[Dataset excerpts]
^^^^^^^^

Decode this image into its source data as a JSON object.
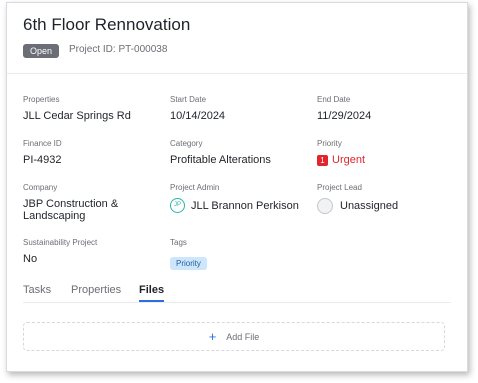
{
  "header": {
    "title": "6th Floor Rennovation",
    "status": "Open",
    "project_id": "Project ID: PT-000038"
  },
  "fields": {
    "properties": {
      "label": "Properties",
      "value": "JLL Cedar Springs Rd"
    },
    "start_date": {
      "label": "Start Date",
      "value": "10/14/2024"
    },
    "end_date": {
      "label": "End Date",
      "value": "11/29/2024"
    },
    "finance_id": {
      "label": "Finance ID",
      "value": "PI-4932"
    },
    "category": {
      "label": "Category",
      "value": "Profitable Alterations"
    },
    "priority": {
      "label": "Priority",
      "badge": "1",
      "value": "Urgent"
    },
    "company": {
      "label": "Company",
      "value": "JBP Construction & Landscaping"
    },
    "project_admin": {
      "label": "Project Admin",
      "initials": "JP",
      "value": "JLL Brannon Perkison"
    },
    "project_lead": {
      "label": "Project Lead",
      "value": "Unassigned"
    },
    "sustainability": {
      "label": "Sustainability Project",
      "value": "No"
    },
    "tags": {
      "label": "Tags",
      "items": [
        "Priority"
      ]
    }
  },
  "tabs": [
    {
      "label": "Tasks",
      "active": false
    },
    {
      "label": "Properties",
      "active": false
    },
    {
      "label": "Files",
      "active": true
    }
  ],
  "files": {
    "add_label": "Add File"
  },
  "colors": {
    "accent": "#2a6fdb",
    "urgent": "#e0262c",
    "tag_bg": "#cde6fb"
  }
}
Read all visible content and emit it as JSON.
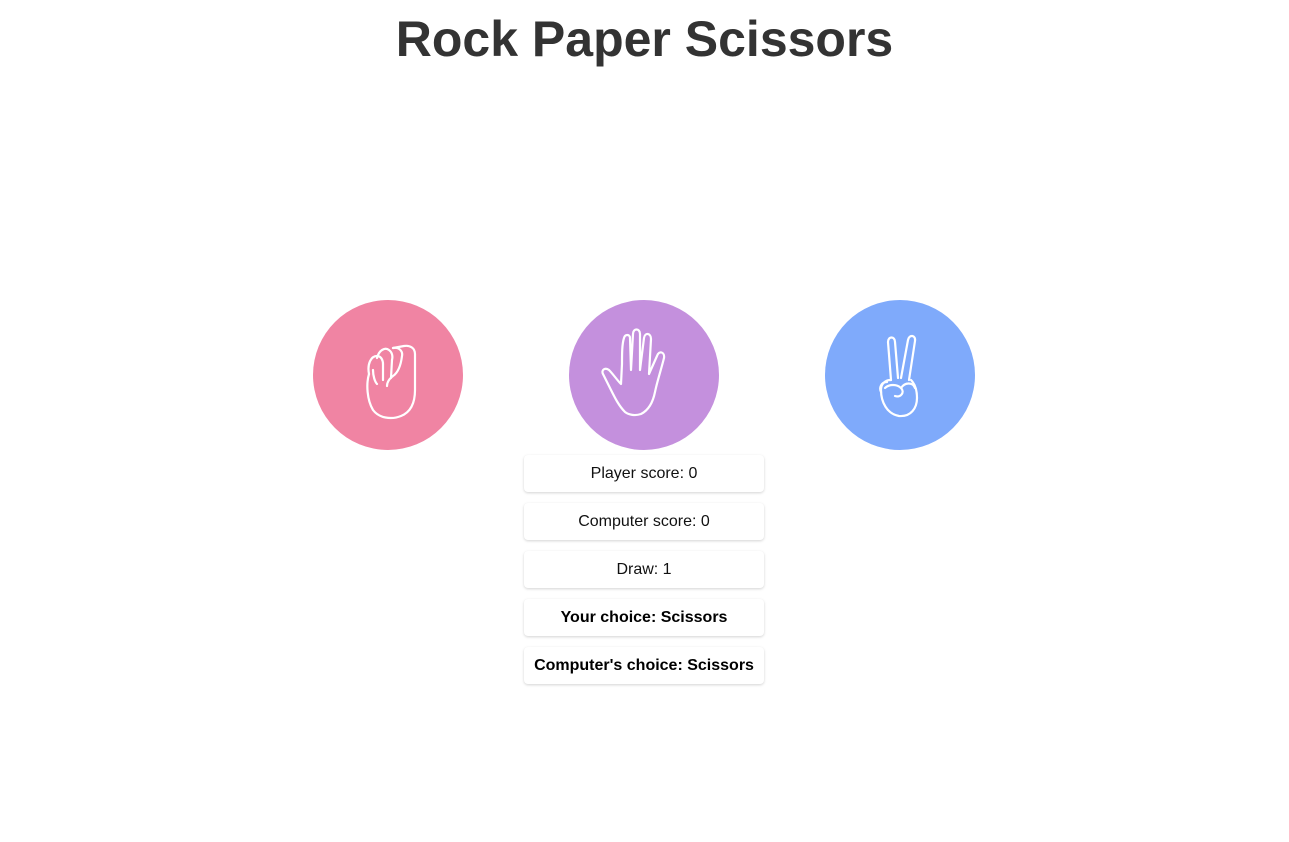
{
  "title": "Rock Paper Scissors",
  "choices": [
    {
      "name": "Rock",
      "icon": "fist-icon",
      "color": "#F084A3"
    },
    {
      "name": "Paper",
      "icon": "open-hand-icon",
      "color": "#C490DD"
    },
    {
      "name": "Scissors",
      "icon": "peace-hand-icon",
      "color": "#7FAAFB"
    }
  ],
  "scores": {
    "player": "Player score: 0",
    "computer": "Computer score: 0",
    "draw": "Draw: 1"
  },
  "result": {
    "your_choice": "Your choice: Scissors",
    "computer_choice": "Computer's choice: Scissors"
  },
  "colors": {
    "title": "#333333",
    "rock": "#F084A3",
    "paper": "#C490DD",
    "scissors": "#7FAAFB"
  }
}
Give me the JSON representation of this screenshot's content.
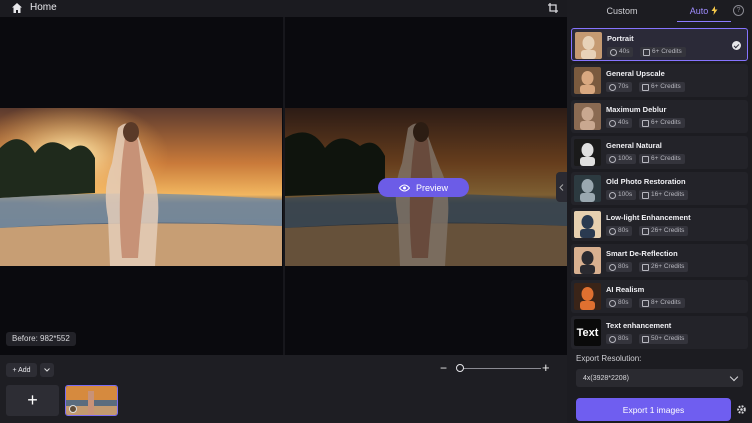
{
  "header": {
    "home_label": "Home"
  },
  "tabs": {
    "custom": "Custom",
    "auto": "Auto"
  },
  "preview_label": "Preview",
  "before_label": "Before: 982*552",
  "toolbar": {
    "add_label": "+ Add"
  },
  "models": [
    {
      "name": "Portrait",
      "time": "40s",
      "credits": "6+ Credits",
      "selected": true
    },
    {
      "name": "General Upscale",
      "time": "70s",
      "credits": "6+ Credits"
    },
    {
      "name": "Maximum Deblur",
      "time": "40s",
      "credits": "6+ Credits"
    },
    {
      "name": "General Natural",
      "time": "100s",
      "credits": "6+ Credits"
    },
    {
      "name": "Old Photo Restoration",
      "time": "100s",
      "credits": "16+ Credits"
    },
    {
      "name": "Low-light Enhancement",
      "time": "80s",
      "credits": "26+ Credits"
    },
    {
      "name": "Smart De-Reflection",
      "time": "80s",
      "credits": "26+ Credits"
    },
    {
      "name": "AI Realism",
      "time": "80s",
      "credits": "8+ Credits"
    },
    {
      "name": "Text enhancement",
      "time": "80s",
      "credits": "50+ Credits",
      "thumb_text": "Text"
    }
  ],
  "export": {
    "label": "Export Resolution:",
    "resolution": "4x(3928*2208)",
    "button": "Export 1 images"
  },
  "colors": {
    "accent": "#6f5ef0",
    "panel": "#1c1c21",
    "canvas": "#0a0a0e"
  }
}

^^^^^^^^

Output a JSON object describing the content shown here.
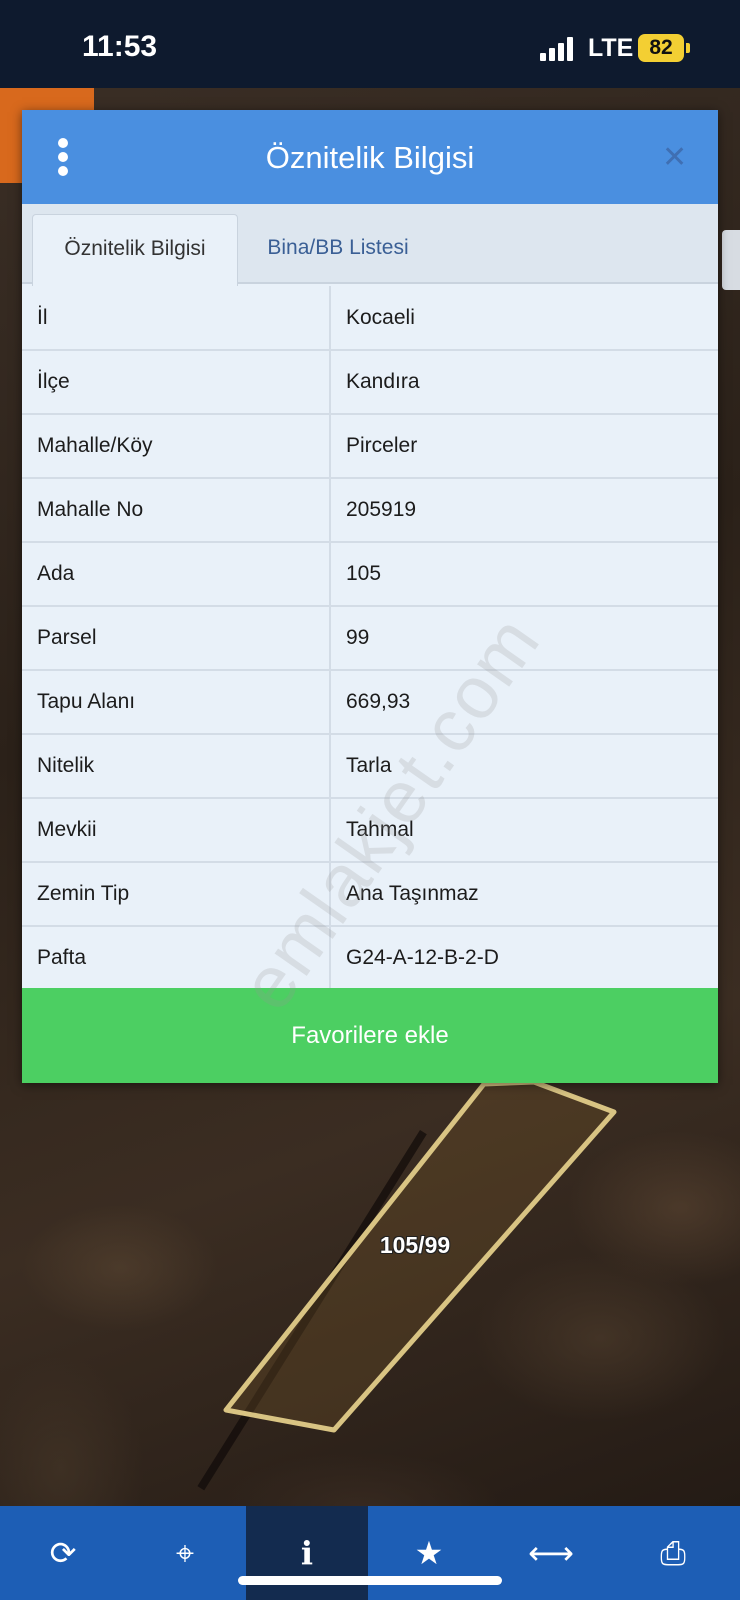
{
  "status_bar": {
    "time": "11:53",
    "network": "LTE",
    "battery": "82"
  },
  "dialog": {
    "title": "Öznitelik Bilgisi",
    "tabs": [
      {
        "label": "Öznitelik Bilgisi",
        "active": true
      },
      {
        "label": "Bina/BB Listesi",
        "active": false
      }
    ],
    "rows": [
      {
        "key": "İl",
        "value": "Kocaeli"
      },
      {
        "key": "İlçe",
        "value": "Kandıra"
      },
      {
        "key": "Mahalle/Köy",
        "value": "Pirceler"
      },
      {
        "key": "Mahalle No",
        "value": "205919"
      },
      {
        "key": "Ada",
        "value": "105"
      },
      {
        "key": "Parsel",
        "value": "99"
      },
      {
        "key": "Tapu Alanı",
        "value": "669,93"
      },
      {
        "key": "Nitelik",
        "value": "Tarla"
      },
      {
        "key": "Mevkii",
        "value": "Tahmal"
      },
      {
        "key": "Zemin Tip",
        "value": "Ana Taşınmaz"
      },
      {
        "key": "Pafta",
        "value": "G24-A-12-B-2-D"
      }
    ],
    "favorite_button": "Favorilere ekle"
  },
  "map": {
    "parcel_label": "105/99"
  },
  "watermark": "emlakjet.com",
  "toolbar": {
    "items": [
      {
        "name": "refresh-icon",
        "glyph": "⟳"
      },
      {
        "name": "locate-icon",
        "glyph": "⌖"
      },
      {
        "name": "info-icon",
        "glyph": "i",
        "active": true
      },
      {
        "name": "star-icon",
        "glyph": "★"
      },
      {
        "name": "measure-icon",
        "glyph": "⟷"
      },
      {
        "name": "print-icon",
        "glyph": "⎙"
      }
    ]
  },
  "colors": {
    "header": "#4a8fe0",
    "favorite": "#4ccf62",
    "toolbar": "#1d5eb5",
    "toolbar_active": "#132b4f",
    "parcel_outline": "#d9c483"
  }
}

^^^^^^^^

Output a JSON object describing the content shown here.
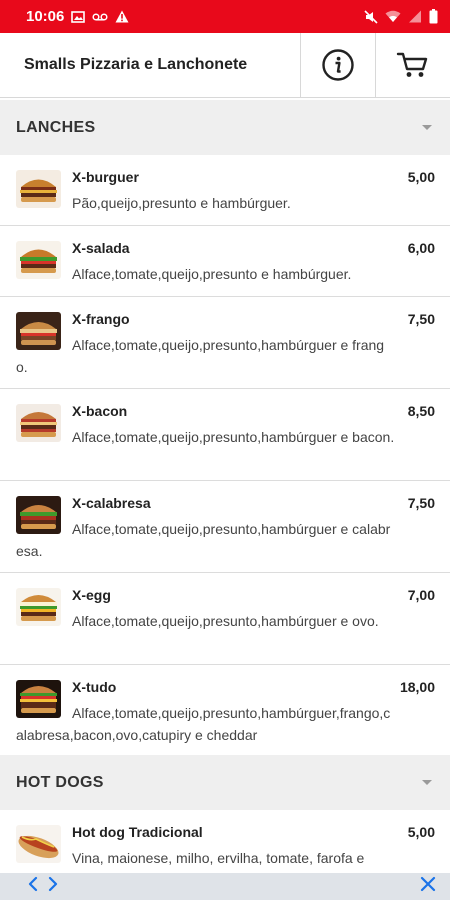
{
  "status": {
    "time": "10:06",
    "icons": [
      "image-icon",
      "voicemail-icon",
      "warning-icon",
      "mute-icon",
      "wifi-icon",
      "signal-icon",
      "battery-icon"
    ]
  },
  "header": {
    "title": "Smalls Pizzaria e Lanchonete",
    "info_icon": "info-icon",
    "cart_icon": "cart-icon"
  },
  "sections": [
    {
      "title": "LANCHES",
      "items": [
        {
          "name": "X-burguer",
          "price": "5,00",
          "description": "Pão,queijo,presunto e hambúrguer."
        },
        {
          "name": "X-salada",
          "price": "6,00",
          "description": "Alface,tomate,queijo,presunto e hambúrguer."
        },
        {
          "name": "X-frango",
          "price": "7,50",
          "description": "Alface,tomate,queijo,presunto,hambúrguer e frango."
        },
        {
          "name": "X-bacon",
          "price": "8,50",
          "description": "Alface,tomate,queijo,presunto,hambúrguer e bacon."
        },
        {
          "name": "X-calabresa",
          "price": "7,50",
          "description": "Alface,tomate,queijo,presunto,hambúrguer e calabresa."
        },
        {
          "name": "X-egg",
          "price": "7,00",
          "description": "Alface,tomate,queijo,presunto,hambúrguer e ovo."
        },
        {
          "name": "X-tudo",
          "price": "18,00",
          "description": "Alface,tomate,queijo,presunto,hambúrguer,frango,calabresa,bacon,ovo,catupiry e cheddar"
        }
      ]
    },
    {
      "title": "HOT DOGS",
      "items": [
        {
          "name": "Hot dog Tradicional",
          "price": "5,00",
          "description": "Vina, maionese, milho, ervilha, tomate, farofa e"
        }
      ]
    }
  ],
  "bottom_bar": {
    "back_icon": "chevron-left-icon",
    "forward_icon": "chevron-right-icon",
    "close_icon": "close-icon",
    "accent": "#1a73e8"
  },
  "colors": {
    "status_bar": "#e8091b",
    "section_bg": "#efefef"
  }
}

^^^^^^^^

_STATED GOAL:_ Extract every line of the records above that contains the word "title".

_FULL ANSWER:_
    "title": "6th Floor Rennovation",
  "title": "Rock Paper Scissors",
    "title": "#333333",
    "title": "Öznitelik Bilgisi",
    "title": "Smalls Pizzaria e Lanchonete",
      "title": "LANCHES",
      "title": "HOT DOGS",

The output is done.